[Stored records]
======
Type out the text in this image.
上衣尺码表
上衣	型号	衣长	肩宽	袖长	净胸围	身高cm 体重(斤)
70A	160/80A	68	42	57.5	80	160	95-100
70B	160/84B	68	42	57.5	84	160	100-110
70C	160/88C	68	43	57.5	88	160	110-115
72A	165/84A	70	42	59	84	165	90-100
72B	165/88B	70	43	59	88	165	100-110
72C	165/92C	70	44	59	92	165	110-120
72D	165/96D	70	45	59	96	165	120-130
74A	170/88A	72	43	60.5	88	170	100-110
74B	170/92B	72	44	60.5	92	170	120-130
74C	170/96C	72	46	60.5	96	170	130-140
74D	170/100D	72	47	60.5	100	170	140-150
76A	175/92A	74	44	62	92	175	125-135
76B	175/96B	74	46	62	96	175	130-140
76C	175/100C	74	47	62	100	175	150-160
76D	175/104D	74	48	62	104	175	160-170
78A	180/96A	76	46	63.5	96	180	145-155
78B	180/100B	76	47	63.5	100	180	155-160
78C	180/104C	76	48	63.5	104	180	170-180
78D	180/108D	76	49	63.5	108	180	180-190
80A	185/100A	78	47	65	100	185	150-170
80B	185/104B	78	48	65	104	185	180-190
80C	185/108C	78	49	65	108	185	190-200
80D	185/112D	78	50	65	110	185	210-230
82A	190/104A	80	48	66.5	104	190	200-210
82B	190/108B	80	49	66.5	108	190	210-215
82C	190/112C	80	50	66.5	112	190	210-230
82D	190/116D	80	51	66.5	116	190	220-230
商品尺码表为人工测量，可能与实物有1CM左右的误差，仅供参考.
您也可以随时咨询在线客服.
======
* _GIVEN REQUEST_: Exactly reproduce all of the entries above.

* _TASK RESPONSE_:
Type out the text in this image.
上衣尺码表
上衣	型号	衣长	肩宽	袖长	净胸围	身高cm 体重(斤)
70A	160/80A	68	42	57.5	80	160	95-100
70B	160/84B	68	42	57.5	84	160	100-110
70C	160/88C	68	43	57.5	88	160	110-115
72A	165/84A	70	42	59	84	165	90-100
72B	165/88B	70	43	59	88	165	100-110
72C	165/92C	70	44	59	92	165	110-120
72D	165/96D	70	45	59	96	165	120-130
74A	170/88A	72	43	60.5	88	170	100-110
74B	170/92B	72	44	60.5	92	170	120-130
74C	170/96C	72	46	60.5	96	170	130-140
74D	170/100D	72	47	60.5	100	170	140-150
76A	175/92A	74	44	62	92	175	125-135
76B	175/96B	74	46	62	96	175	130-140
76C	175/100C	74	47	62	100	175	150-160
76D	175/104D	74	48	62	104	175	160-170
78A	180/96A	76	46	63.5	96	180	145-155
78B	180/100B	76	47	63.5	100	180	155-160
78C	180/104C	76	48	63.5	104	180	170-180
78D	180/108D	76	49	63.5	108	180	180-190
80A	185/100A	78	47	65	100	185	150-170
80B	185/104B	78	48	65	104	185	180-190
80C	185/108C	78	49	65	108	185	190-200
80D	185/112D	78	50	65	110	185	210-230
82A	190/104A	80	48	66.5	104	190	200-210
82B	190/108B	80	49	66.5	108	190	210-215
82C	190/112C	80	50	66.5	112	190	210-230
82D	190/116D	80	51	66.5	116	190	220-230
商品尺码表为人工测量，可能与实物有1CM左右的误差，仅供参考.
您也可以随时咨询在线客服.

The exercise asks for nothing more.